- **Exercise description**
Check each line for the word "tiene" and give how many have it. Say nothing else.

- **Dataset excerpts**
★ ★ ★ ★ ★
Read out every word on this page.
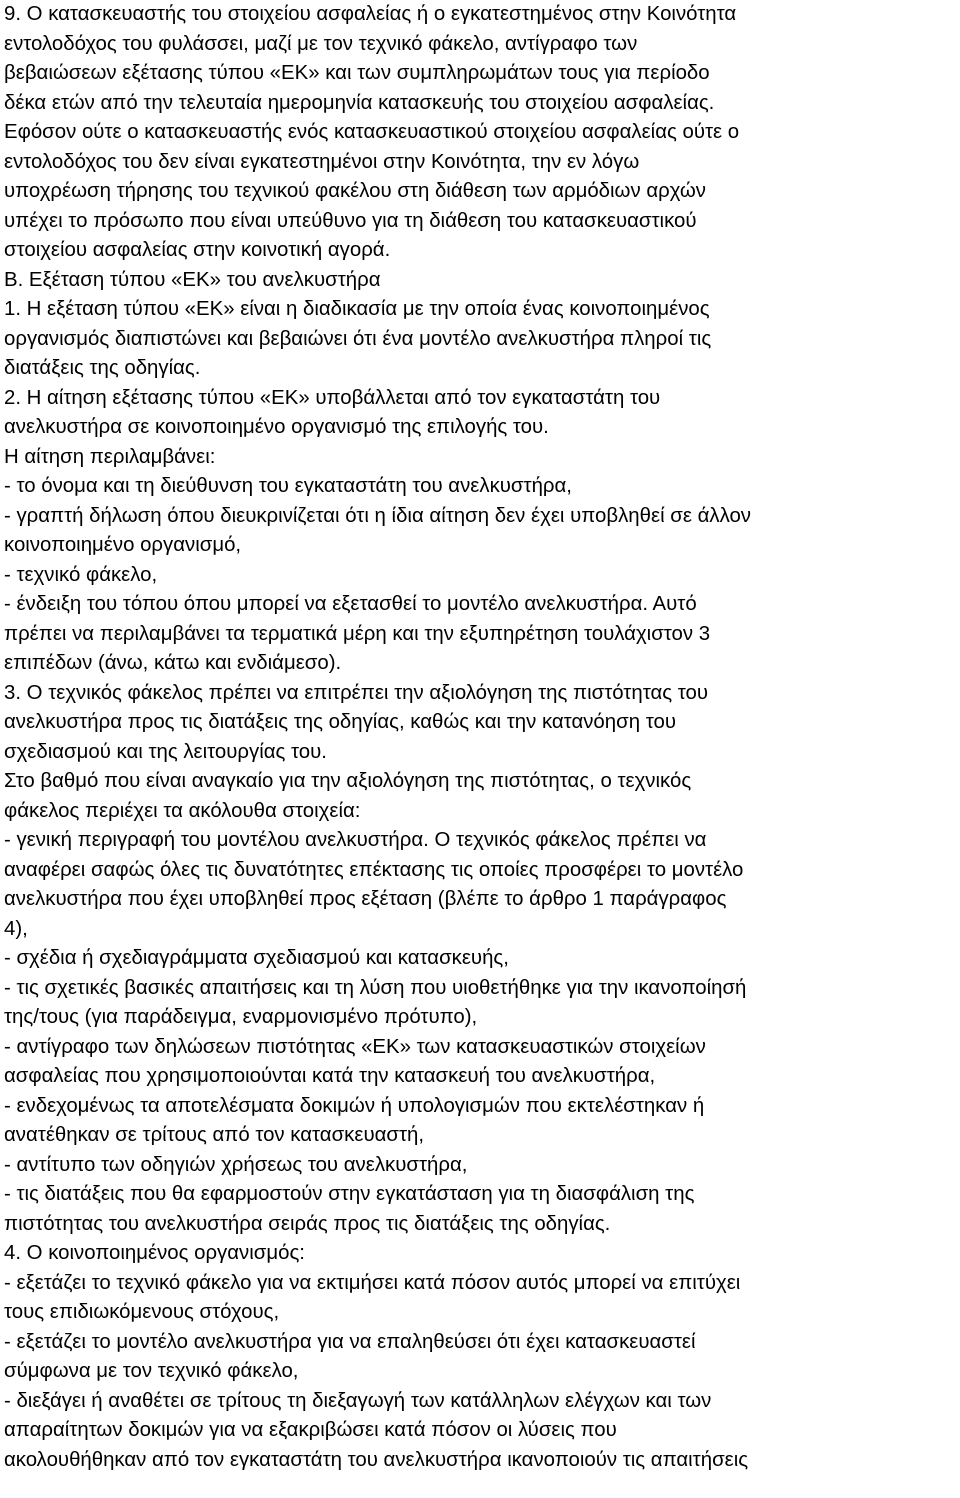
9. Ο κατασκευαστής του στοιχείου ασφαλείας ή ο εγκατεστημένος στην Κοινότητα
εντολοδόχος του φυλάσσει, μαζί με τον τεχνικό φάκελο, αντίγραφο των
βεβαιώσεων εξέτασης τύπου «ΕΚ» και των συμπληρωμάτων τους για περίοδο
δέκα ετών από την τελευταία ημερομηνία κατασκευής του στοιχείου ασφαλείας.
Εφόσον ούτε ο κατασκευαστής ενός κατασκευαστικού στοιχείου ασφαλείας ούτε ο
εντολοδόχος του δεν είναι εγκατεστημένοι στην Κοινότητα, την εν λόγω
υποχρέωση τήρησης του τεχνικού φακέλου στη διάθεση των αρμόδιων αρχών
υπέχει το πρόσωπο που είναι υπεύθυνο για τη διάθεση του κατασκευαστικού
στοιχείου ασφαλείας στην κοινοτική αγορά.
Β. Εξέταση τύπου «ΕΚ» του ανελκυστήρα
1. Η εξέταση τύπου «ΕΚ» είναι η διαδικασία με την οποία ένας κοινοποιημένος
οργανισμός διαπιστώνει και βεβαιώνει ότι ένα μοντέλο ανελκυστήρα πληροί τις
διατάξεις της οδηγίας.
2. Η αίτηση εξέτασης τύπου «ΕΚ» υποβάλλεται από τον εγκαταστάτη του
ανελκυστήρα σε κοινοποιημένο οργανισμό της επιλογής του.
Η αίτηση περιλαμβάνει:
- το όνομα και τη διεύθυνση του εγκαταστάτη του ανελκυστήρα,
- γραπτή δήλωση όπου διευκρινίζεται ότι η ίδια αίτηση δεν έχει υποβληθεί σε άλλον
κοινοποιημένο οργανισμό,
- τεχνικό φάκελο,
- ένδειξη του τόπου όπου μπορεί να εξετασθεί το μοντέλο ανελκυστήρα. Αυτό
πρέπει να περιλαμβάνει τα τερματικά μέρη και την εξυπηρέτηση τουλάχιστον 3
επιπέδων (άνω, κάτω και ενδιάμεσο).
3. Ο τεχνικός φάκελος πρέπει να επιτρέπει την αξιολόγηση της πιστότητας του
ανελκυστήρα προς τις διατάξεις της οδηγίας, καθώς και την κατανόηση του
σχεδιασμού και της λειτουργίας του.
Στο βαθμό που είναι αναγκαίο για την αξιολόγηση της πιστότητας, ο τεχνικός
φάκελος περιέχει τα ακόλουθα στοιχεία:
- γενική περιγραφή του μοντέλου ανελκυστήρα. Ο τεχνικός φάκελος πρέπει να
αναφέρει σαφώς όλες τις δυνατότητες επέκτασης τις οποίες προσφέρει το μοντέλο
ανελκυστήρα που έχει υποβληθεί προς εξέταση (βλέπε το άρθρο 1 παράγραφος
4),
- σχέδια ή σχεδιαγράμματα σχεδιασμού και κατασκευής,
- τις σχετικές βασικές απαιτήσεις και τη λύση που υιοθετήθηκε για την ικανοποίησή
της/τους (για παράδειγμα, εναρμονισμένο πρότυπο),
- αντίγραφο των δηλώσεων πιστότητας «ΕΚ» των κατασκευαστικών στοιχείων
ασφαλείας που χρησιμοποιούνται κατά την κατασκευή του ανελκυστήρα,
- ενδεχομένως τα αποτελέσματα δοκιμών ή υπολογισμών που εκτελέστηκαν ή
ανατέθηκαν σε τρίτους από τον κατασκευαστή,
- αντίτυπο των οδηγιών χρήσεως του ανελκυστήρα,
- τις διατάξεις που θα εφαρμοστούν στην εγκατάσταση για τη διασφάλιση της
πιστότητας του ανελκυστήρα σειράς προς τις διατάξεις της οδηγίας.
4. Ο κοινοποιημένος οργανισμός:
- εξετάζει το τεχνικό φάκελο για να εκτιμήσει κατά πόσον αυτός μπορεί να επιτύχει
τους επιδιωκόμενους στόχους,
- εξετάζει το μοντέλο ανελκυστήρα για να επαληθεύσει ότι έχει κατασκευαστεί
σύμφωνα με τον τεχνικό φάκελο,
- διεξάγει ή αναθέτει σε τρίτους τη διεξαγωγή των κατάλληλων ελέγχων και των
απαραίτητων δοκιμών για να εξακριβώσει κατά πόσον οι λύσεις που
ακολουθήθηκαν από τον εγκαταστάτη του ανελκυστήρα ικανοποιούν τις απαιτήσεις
★ ★ ★ ★ ★
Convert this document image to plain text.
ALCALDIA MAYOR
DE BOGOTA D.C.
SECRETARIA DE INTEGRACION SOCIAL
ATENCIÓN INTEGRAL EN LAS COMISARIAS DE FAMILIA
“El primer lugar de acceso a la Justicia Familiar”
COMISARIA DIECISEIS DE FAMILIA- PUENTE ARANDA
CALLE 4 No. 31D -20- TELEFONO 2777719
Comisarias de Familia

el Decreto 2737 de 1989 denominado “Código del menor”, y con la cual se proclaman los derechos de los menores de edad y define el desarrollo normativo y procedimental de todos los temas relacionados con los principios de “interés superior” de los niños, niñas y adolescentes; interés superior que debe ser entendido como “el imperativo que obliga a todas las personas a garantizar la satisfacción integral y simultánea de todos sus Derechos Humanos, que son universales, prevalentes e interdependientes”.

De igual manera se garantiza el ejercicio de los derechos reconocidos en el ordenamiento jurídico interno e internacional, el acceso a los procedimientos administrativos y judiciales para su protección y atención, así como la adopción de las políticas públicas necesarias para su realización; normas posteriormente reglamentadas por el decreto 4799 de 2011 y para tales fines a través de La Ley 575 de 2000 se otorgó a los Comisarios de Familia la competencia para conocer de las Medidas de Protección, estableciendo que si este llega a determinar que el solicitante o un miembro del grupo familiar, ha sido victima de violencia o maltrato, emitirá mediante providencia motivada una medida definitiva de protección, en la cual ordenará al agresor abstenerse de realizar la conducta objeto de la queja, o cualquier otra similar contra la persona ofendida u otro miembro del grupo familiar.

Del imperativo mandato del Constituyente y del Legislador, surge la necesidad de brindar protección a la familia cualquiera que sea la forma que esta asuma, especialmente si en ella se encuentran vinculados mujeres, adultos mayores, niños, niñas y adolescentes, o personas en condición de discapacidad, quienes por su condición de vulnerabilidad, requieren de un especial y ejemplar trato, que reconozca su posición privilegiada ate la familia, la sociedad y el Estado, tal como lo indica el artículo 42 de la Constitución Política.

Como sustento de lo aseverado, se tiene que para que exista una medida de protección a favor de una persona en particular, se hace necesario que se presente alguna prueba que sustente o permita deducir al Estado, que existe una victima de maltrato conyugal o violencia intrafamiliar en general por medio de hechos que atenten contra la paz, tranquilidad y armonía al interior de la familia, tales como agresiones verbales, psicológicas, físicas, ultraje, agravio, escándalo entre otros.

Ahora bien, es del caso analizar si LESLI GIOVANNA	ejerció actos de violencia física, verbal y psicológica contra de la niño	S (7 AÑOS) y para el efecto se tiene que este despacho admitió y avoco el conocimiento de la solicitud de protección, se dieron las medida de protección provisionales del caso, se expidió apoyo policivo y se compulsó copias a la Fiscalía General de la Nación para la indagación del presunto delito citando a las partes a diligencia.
★ ★ ★ ★ ★
- **Output**
2